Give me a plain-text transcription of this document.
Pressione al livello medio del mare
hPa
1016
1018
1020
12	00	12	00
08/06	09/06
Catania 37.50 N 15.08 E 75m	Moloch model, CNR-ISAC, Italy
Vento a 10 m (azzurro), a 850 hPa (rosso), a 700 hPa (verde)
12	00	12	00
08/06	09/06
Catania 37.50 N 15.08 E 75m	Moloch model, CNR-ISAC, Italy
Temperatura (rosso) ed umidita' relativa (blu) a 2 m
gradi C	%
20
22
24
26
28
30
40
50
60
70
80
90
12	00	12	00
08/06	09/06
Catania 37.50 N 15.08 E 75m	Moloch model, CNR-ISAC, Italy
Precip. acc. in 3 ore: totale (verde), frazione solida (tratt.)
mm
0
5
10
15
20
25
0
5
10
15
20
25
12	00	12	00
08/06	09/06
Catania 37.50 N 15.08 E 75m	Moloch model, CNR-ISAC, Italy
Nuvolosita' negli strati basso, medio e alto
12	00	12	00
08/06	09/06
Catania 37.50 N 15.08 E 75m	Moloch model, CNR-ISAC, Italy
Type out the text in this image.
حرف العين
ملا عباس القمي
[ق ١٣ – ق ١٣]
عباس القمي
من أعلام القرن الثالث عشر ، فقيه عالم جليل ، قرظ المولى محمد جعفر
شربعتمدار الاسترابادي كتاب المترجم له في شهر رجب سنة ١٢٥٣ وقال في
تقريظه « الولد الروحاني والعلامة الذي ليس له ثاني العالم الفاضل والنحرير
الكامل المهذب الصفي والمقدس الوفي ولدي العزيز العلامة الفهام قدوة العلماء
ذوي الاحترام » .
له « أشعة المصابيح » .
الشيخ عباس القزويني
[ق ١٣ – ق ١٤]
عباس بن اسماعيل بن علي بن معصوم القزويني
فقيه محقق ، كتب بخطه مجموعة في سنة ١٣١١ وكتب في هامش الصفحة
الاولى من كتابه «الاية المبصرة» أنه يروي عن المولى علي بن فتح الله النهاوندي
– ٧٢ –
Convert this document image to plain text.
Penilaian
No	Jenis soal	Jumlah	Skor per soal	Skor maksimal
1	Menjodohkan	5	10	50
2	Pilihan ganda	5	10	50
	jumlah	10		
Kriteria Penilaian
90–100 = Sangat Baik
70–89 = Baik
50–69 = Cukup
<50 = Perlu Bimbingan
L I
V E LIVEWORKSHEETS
========================================================================
→ TASK OBJECTIVE
Show all lines above holding "text".

→ OUTPUT BELOW
Give me a plain-text transcription of this document.
Type out the text in this image.
Convert this document image to plain text.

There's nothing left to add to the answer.